>>>
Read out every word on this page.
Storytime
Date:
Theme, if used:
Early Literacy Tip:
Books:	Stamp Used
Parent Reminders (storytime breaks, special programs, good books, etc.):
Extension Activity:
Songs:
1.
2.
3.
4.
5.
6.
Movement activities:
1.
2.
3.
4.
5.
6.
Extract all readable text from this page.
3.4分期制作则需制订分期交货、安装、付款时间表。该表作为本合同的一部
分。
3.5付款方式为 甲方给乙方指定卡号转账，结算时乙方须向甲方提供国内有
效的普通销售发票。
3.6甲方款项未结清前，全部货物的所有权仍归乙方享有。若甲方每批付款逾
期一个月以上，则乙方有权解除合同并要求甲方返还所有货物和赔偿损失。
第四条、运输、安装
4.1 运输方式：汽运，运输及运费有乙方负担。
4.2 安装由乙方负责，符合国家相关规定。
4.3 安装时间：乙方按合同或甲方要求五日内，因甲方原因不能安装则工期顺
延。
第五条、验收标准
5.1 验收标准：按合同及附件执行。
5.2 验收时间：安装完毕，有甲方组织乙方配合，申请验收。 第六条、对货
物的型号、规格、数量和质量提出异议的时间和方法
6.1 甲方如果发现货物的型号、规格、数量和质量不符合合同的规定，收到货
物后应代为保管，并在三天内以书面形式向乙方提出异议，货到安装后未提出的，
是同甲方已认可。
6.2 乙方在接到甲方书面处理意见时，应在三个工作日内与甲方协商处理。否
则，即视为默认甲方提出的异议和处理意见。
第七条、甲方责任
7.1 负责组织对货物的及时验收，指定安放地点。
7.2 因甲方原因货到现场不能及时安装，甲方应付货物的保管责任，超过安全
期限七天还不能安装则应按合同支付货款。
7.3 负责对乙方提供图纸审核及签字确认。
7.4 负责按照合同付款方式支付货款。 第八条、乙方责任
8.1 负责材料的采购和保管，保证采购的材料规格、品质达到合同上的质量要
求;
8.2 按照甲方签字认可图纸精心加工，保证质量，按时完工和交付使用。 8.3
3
<<<
Begin at the line containing "Extract all readable text from this page." and reproduce each line through the end of the records above.

■ **Result of the exercise**
Extract all readable text from this page.
3.4分期制作则需制订分期交货、安装、付款时间表。该表作为本合同的一部
分。
3.5付款方式为 甲方给乙方指定卡号转账，结算时乙方须向甲方提供国内有
效的普通销售发票。
3.6甲方款项未结清前，全部货物的所有权仍归乙方享有。若甲方每批付款逾
期一个月以上，则乙方有权解除合同并要求甲方返还所有货物和赔偿损失。
第四条、运输、安装
4.1 运输方式：汽运，运输及运费有乙方负担。
4.2 安装由乙方负责，符合国家相关规定。
4.3 安装时间：乙方按合同或甲方要求五日内，因甲方原因不能安装则工期顺
延。
第五条、验收标准
5.1 验收标准：按合同及附件执行。
5.2 验收时间：安装完毕，有甲方组织乙方配合，申请验收。 第六条、对货
物的型号、规格、数量和质量提出异议的时间和方法
6.1 甲方如果发现货物的型号、规格、数量和质量不符合合同的规定，收到货
物后应代为保管，并在三天内以书面形式向乙方提出异议，货到安装后未提出的，
是同甲方已认可。
6.2 乙方在接到甲方书面处理意见时，应在三个工作日内与甲方协商处理。否
则，即视为默认甲方提出的异议和处理意见。
第七条、甲方责任
7.1 负责组织对货物的及时验收，指定安放地点。
7.2 因甲方原因货到现场不能及时安装，甲方应付货物的保管责任，超过安全
期限七天还不能安装则应按合同支付货款。
7.3 负责对乙方提供图纸审核及签字确认。
7.4 负责按照合同付款方式支付货款。 第八条、乙方责任
8.1 负责材料的采购和保管，保证采购的材料规格、品质达到合同上的质量要
求;
8.2 按照甲方签字认可图纸精心加工，保证质量，按时完工和交付使用。 8.3
3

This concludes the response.